Source extract:
##############################
Really? I am publishing a novella at the end of this month (currently on final edit), it's around 25,000 words.

I've been lurking on this forum for a while, and I picked up the impression that if you didn't want negative reviews about the length of the story to make it clear that it was a novella and not a novel.

Now I'm not sure what to do??


----------



## wheart (May 26, 2016)

Decon said:


> Those page length counts for nothing if they have a paper book. Those ebooks with paper books are likely a lot less of a page count in eBook terms. 90% of them are 99c. Make of that what you will.


Huh? They do count for something. You're actually saying what I already said in my post about paperbacks jacking up the page count, so those page counts I listed may be even LESS for the ebook version. Which even further proves Bella's (and those of us who advocate that novella length CAN sell) point. Am I reading your post correctly? lol. Sorry, but I might not be interpreting your post how you intended it. Are you for shorter works or against?



Decon said:


> Those with 170 pages plus for the ebooks are a decent length for the genre.


I believe that any length where you satisfy your audience's expectations and can make them happy with reading your works is 'decent.' To me size doesn't matter. It's the content and how you affect your reader to want to read more.

Some can do it within shorter works and do so successfully. Others prefer to do it in longer works and do so successfully. So in the end. Nobody is right. Nobody is wrong. It's just what works best for each of us.

An author who just doesn't resonate with readers won't sell whether they write longer or shorter works.

I'm looking for readers like me who want a fast light read. That's me. I know there are readers who read long and short. They don't care on the length as long as the story is entertaining and well done. They're also who I write for.

Then there are those who only read long works, and that's fine. They won't be my readers but that's okay. I don't need to rule the world, lol. But I'll be happy entertaining those who don't make length the deciding factor to delve into what may be a wonderful little story.
##############################
Collected data:
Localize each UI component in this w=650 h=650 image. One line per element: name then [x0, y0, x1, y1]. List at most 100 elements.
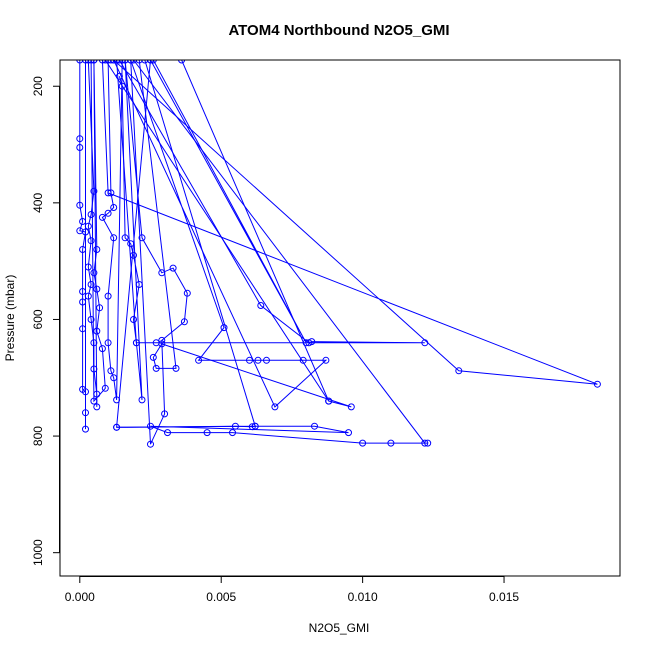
##############################
Exercise goal: Copy everything from "Really? I am" down to "(May 26, 2016)" in the forum thread on story length, substituting "novelette" for "novella" each time it appears.

Exercise result:
Really? I am publishing a novelette at the end of this month (currently on final edit), it's around 25,000 words.

I've been lurking on this forum for a while, and I picked up the impression that if you didn't want negative reviews about the length of the story to make it clear that it was a novelette and not a novel.

Now I'm not sure what to do??


----------



## wheart (May 26, 2016)